| Record set |
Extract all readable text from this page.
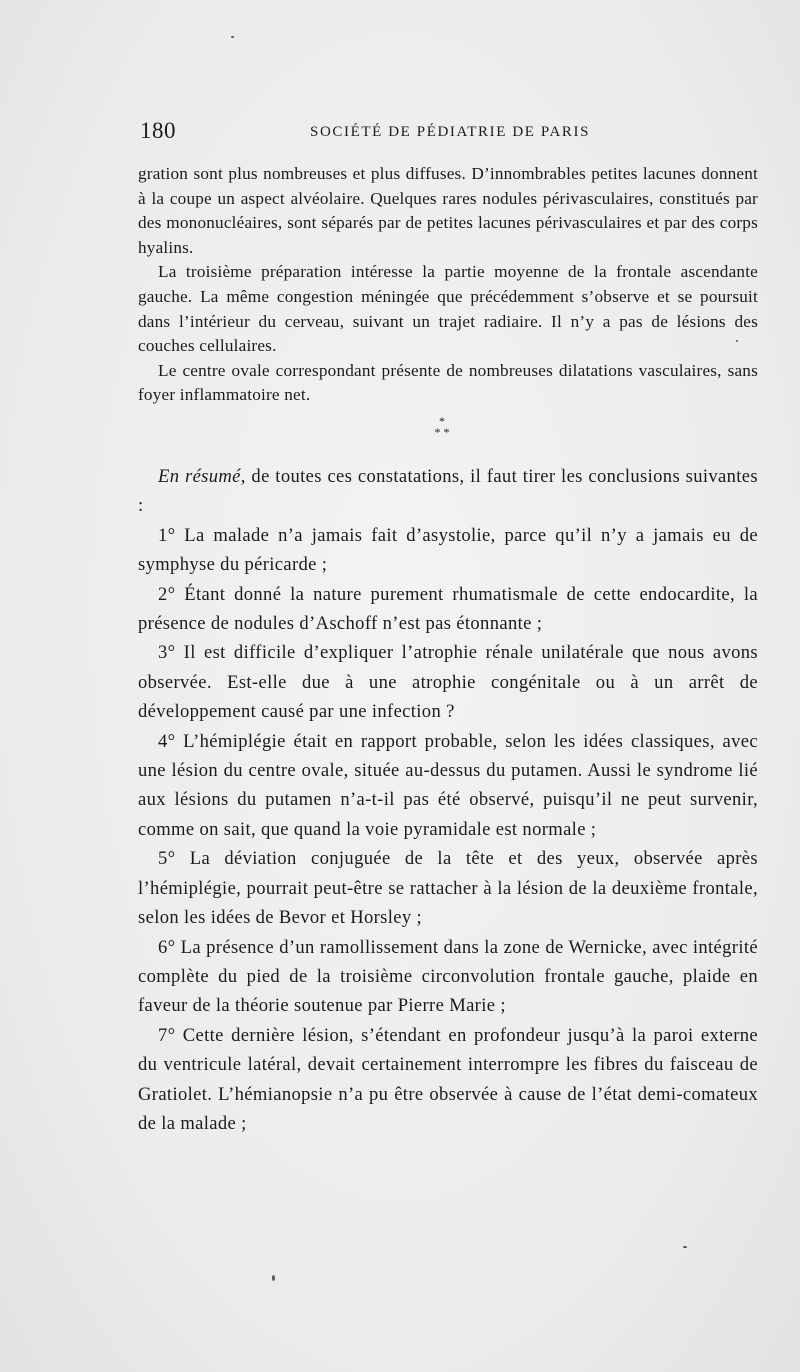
180	SOCIÉTÉ DE PÉDIATRIE DE PARIS

gration sont plus nombreuses et plus diffuses. D’innombrables petites lacunes donnent à la coupe un aspect alvéolaire. Quelques rares nodules périvasculaires, constitués par des mononucléaires, sont séparés par de petites lacunes périvasculaires et par des corps hyalins.

La troisième préparation intéresse la partie moyenne de la frontale ascendante gauche. La même congestion méningée que précédemment s’observe et se poursuit dans l’intérieur du cerveau, suivant un trajet radiaire. Il n’y a pas de lésions des couches cellulaires.

Le centre ovale correspondant présente de nombreuses dilatations vasculaires, sans foyer inflammatoire net.

*
* *

En résumé, de toutes ces constatations, il faut tirer les conclusions suivantes :

1° La malade n’a jamais fait d’asystolie, parce qu’il n’y a jamais eu de symphyse du péricarde ;

2° Étant donné la nature purement rhumatismale de cette endocardite, la présence de nodules d’Aschoff n’est pas étonnante ;

3° Il est difficile d’expliquer l’atrophie rénale unilatérale que nous avons observée. Est-elle due à une atrophie congénitale ou à un arrêt de développement causé par une infection ?

4° L’hémiplégie était en rapport probable, selon les idées classiques, avec une lésion du centre ovale, située au-dessus du putamen. Aussi le syndrome lié aux lésions du putamen n’a-t-il pas été observé, puisqu’il ne peut survenir, comme on sait, que quand la voie pyramidale est normale ;

5° La déviation conjuguée de la tête et des yeux, observée après l’hémiplégie, pourrait peut-être se rattacher à la lésion de la deuxième frontale, selon les idées de Bevor et Horsley ;

6° La présence d’un ramollissement dans la zone de Wernicke, avec intégrité complète du pied de la troisième circonvolution frontale gauche, plaide en faveur de la théorie soutenue par Pierre Marie ;

7° Cette dernière lésion, s’étendant en profondeur jusqu’à la paroi externe du ventricule latéral, devait certainement interrompre les fibres du faisceau de Gratiolet. L’hémianopsie n’a pu être observée à cause de l’état demi-comateux de la malade ;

| What to do |
Except for the pictures, give all the material above again verbatim.

| Response |
Extract all readable text from this page.
180	SOCIÉTÉ DE PÉDIATRIE DE PARIS

gration sont plus nombreuses et plus diffuses. D’innombrables petites lacunes donnent à la coupe un aspect alvéolaire. Quelques rares nodules périvasculaires, constitués par des mononucléaires, sont séparés par de petites lacunes périvasculaires et par des corps hyalins.

La troisième préparation intéresse la partie moyenne de la frontale ascendante gauche. La même congestion méningée que précédemment s’observe et se poursuit dans l’intérieur du cerveau, suivant un trajet radiaire. Il n’y a pas de lésions des couches cellulaires.

Le centre ovale correspondant présente de nombreuses dilatations vasculaires, sans foyer inflammatoire net.

*
* *

En résumé, de toutes ces constatations, il faut tirer les conclusions suivantes :

1° La malade n’a jamais fait d’asystolie, parce qu’il n’y a jamais eu de symphyse du péricarde ;

2° Étant donné la nature purement rhumatismale de cette endocardite, la présence de nodules d’Aschoff n’est pas étonnante ;

3° Il est difficile d’expliquer l’atrophie rénale unilatérale que nous avons observée. Est-elle due à une atrophie congénitale ou à un arrêt de développement causé par une infection ?

4° L’hémiplégie était en rapport probable, selon les idées classiques, avec une lésion du centre ovale, située au-dessus du putamen. Aussi le syndrome lié aux lésions du putamen n’a-t-il pas été observé, puisqu’il ne peut survenir, comme on sait, que quand la voie pyramidale est normale ;

5° La déviation conjuguée de la tête et des yeux, observée après l’hémiplégie, pourrait peut-être se rattacher à la lésion de la deuxième frontale, selon les idées de Bevor et Horsley ;

6° La présence d’un ramollissement dans la zone de Wernicke, avec intégrité complète du pied de la troisième circonvolution frontale gauche, plaide en faveur de la théorie soutenue par Pierre Marie ;

7° Cette dernière lésion, s’étendant en profondeur jusqu’à la paroi externe du ventricule latéral, devait certainement interrompre les fibres du faisceau de Gratiolet. L’hémianopsie n’a pu être observée à cause de l’état demi-comateux de la malade ;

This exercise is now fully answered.